What you are asked to do: Reproduce, unchanged, the lines of the material that open with the line containing "Detect and localize" and close with the line containing "point xyxy=(614,110,632,130)". Include both of those lines.

Stored data:
***
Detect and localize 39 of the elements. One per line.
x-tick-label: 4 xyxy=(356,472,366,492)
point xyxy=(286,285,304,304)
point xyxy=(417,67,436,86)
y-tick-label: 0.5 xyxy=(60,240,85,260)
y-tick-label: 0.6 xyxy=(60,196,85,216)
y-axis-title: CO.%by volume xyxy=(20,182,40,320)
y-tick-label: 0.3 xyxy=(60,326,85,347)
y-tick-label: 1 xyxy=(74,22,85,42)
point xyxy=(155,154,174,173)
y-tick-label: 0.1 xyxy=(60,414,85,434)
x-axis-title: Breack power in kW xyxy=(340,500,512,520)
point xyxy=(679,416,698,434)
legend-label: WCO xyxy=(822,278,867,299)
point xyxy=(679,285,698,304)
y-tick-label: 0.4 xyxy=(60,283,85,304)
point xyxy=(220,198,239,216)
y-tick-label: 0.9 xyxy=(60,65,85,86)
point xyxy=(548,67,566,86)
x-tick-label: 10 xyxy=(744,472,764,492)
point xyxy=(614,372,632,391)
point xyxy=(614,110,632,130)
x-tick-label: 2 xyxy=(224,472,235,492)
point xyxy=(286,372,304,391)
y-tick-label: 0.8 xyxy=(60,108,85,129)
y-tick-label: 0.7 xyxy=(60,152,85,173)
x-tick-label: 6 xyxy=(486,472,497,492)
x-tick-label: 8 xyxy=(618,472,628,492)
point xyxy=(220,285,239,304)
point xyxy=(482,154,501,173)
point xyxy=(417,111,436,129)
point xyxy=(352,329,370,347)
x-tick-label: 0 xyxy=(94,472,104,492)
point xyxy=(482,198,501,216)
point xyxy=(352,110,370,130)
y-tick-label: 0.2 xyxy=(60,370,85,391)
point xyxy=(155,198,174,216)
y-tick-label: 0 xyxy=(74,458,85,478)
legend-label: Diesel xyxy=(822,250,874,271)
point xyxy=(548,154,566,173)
***
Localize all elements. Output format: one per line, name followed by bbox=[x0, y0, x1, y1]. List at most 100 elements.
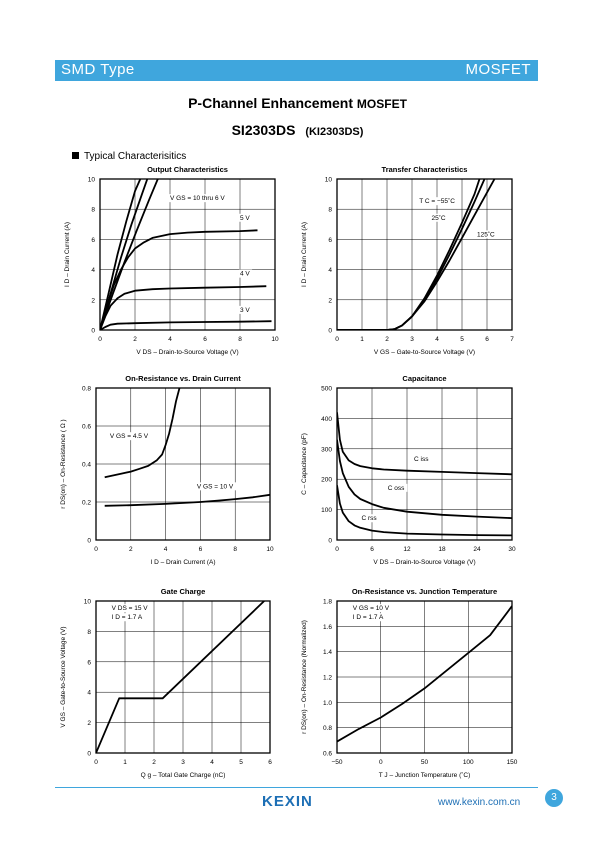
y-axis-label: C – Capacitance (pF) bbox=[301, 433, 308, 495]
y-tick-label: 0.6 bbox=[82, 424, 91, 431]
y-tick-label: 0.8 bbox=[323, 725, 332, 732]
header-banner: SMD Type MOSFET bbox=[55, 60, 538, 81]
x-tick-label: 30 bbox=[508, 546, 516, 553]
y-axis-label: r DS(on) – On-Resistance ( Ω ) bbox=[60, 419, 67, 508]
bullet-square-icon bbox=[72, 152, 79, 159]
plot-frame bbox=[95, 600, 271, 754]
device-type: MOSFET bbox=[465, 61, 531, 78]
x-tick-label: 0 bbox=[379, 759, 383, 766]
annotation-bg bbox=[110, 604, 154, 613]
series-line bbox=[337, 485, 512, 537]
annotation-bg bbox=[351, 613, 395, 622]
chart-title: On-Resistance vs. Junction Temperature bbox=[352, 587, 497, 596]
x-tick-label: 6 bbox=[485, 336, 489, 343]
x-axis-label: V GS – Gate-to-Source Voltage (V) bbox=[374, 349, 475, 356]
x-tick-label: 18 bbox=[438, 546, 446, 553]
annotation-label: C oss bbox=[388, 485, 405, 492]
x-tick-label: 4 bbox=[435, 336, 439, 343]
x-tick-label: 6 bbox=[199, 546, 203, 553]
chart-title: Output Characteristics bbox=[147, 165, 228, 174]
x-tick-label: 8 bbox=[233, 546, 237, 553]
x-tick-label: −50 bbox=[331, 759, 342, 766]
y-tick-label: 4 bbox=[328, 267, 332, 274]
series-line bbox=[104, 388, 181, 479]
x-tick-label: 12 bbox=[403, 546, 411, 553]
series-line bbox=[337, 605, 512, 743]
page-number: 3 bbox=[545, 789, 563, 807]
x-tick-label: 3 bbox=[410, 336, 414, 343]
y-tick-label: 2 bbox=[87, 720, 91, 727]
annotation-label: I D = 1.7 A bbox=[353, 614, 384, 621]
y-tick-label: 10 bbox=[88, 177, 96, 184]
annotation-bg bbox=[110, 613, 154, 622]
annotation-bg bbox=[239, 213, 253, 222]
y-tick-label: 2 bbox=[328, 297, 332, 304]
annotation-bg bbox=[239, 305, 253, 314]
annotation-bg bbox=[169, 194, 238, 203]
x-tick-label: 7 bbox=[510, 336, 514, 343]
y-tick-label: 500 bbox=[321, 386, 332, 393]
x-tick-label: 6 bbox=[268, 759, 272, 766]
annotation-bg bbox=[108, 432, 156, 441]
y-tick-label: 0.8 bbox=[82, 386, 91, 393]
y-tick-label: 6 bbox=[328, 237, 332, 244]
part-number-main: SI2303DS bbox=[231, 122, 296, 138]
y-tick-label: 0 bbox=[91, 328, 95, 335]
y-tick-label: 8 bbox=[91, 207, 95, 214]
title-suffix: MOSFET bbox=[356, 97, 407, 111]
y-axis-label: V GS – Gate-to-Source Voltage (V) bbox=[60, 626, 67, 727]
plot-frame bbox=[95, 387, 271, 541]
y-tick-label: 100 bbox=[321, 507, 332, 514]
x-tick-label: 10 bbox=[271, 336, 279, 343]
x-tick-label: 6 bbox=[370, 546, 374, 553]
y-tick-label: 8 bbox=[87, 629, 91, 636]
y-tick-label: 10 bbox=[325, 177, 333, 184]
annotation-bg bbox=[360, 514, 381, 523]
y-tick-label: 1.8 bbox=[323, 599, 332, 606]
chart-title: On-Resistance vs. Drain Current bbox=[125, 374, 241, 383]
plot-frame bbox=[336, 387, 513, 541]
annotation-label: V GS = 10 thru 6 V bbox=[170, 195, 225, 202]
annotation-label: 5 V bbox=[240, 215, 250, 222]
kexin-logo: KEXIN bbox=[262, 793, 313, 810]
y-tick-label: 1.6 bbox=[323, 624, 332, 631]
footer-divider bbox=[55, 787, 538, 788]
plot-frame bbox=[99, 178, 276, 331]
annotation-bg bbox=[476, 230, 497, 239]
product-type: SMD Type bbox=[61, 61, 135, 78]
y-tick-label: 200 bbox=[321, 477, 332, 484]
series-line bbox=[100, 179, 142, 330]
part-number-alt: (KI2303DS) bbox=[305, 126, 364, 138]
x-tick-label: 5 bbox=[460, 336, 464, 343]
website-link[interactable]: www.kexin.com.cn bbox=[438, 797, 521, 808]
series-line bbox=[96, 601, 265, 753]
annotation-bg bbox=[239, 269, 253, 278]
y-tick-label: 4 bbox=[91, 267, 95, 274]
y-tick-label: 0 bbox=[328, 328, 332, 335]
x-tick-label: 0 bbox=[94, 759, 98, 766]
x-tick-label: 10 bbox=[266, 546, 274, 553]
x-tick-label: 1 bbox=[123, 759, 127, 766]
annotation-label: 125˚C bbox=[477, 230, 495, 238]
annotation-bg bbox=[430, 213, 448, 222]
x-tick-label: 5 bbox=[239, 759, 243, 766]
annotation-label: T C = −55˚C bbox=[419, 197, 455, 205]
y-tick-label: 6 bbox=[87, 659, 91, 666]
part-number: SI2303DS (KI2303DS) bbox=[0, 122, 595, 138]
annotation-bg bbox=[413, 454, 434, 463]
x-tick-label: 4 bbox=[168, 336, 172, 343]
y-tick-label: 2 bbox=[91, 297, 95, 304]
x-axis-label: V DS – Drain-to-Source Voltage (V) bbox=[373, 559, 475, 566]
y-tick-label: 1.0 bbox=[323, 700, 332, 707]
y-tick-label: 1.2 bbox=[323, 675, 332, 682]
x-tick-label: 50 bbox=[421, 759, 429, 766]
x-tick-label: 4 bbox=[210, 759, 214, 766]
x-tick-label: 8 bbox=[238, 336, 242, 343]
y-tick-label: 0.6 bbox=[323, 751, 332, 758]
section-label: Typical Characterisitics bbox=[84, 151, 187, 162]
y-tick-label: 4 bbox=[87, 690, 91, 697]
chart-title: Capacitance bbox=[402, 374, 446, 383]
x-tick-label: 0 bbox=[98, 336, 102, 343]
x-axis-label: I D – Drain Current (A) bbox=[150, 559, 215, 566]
***
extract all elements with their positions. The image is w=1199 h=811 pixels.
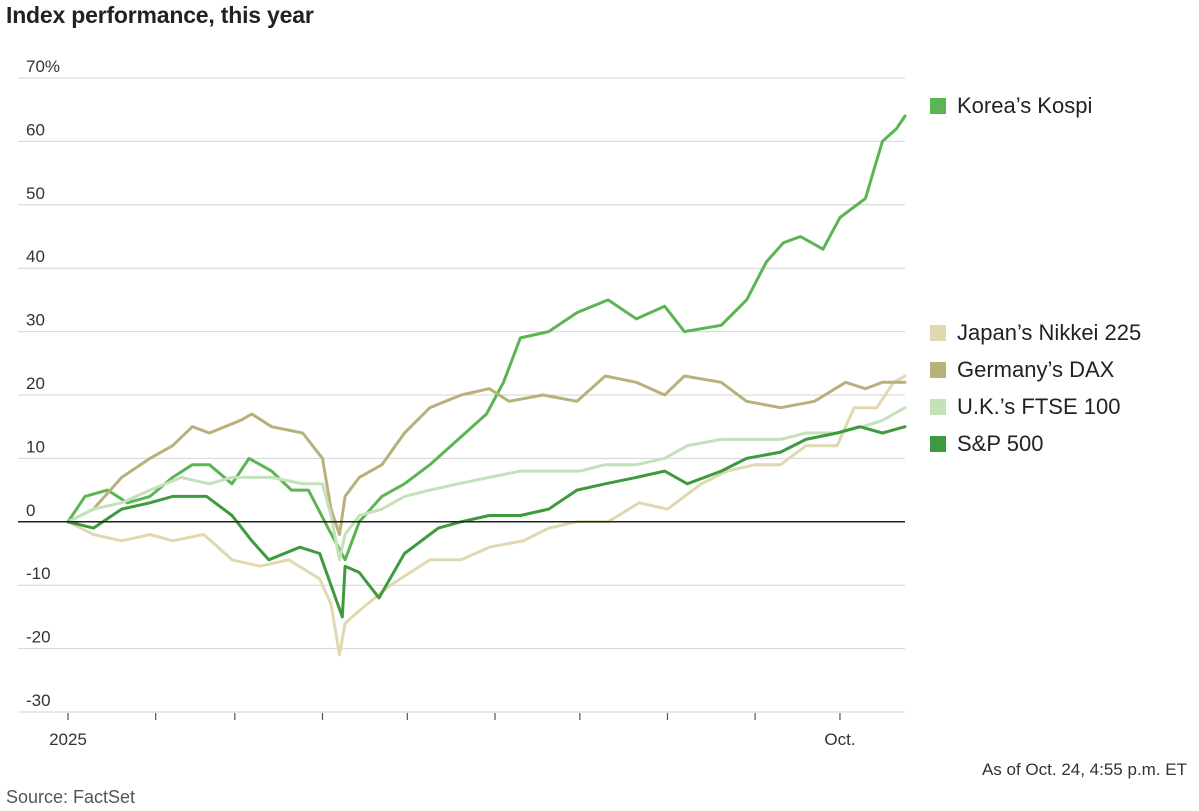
***
Final result:
Detect and localize 39 of the elements. One per line.
x-tick-label: 4 xyxy=(356,472,366,492)
point xyxy=(286,285,304,304)
point xyxy=(417,67,436,86)
y-tick-label: 0.5 xyxy=(60,240,85,260)
y-tick-label: 0.6 xyxy=(60,196,85,216)
y-axis-title: CO.%by volume xyxy=(20,182,40,320)
y-tick-label: 0.3 xyxy=(60,326,85,347)
y-tick-label: 1 xyxy=(74,22,85,42)
point xyxy=(155,154,174,173)
y-tick-label: 0.1 xyxy=(60,414,85,434)
x-axis-title: Breack power in kW xyxy=(340,500,512,520)
point xyxy=(679,416,698,434)
legend-label: WCO xyxy=(822,278,867,299)
point xyxy=(679,285,698,304)
y-tick-label: 0.4 xyxy=(60,283,85,304)
point xyxy=(220,198,239,216)
y-tick-label: 0.9 xyxy=(60,65,85,86)
point xyxy=(548,67,566,86)
x-tick-label: 10 xyxy=(744,472,764,492)
point xyxy=(614,372,632,391)
point xyxy=(614,110,632,130)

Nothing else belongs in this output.